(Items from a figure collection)
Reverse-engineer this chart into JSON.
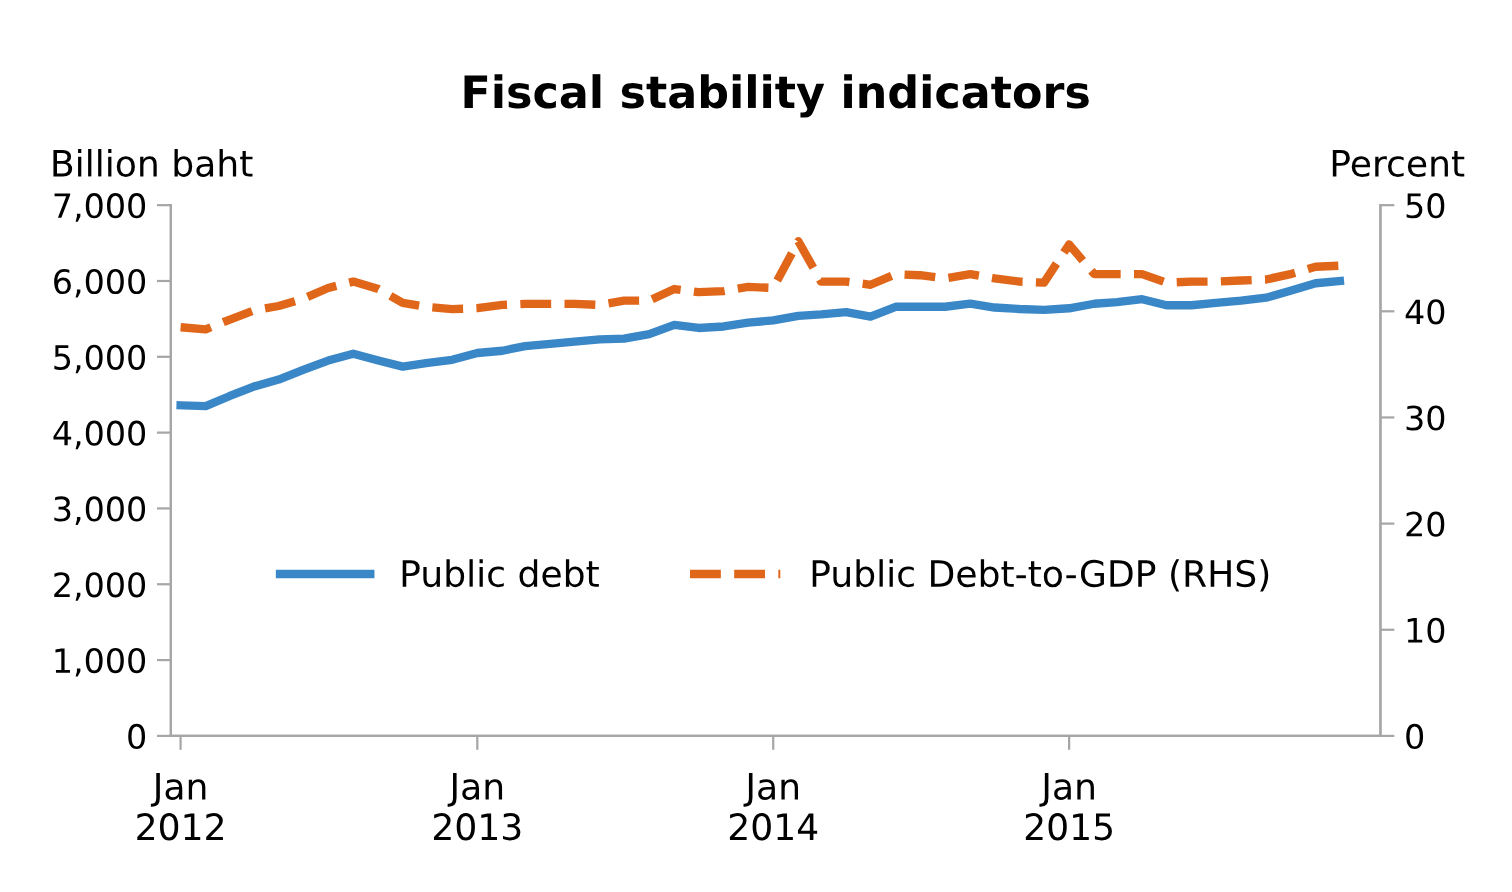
{
  "chart_data": {
    "type": "line",
    "title": "Fiscal stability indicators",
    "ylabel": "Billion baht",
    "y2label": "Percent",
    "x": [
      "2012-01",
      "2012-02",
      "2012-03",
      "2012-04",
      "2012-05",
      "2012-06",
      "2012-07",
      "2012-08",
      "2012-09",
      "2012-10",
      "2012-11",
      "2012-12",
      "2013-01",
      "2013-02",
      "2013-03",
      "2013-04",
      "2013-05",
      "2013-06",
      "2013-07",
      "2013-08",
      "2013-09",
      "2013-10",
      "2013-11",
      "2013-12",
      "2014-01",
      "2014-02",
      "2014-03",
      "2014-04",
      "2014-05",
      "2014-06",
      "2014-07",
      "2014-08",
      "2014-09",
      "2014-10",
      "2014-11",
      "2014-12",
      "2015-01",
      "2015-02",
      "2015-03",
      "2015-04",
      "2015-05",
      "2015-06",
      "2015-07",
      "2015-08",
      "2015-09",
      "2015-10",
      "2015-11",
      "2015-12"
    ],
    "series": [
      {
        "name": "Public debt",
        "color": "#3a87c8",
        "line_style": "solid",
        "values": [
          4360,
          4350,
          4480,
          4610,
          4700,
          4830,
          4950,
          5040,
          4950,
          4870,
          4920,
          4960,
          5050,
          5080,
          5140,
          5170,
          5200,
          5230,
          5240,
          5300,
          5420,
          5380,
          5400,
          5450,
          5480,
          5540,
          5560,
          5590,
          5530,
          5660,
          5660,
          5660,
          5700,
          5650,
          5630,
          5620,
          5640,
          5700,
          5720,
          5760,
          5680,
          5680,
          5710,
          5740,
          5780,
          5870,
          5970,
          6000
        ]
      },
      {
        "name": "Public Debt-to-GDP (RHS)",
        "color": "#e0661a",
        "line_style": "dashed",
        "axis": "y2",
        "values": [
          38.5,
          38.3,
          39.2,
          40.1,
          40.5,
          41.2,
          42.2,
          42.8,
          42.1,
          40.8,
          40.4,
          40.2,
          40.3,
          40.6,
          40.7,
          40.7,
          40.7,
          40.6,
          41.0,
          41.0,
          42.1,
          41.8,
          41.9,
          42.3,
          42.2,
          46.6,
          42.8,
          42.8,
          42.5,
          43.5,
          43.4,
          43.1,
          43.5,
          43.1,
          42.8,
          42.7,
          46.3,
          43.5,
          43.5,
          43.5,
          42.7,
          42.8,
          42.8,
          42.9,
          43.0,
          43.5,
          44.2,
          44.3
        ]
      }
    ],
    "xlim": [
      "2011-12-20",
      "2016-01-20"
    ],
    "xticks": [
      {
        "value": "2012-01",
        "label": "Jan\n2012"
      },
      {
        "value": "2013-01",
        "label": "Jan\n2013"
      },
      {
        "value": "2014-01",
        "label": "Jan\n2014"
      },
      {
        "value": "2015-01",
        "label": "Jan\n2015"
      }
    ],
    "ylim": [
      0,
      7000
    ],
    "yticks": [
      {
        "value": 0,
        "label": "0"
      },
      {
        "value": 1000,
        "label": "1,000"
      },
      {
        "value": 2000,
        "label": "2,000"
      },
      {
        "value": 3000,
        "label": "3,000"
      },
      {
        "value": 4000,
        "label": "4,000"
      },
      {
        "value": 5000,
        "label": "5,000"
      },
      {
        "value": 6000,
        "label": "6,000"
      },
      {
        "value": 7000,
        "label": "7,000"
      }
    ],
    "y2lim": [
      0,
      50
    ],
    "y2ticks": [
      0,
      10,
      20,
      30,
      40,
      50
    ],
    "grid": false,
    "legend": "center"
  }
}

→ **Directions for this task**
Considering only the records above, state the number of lines that include the word "Public", with nothing added.

→ **Task result**
2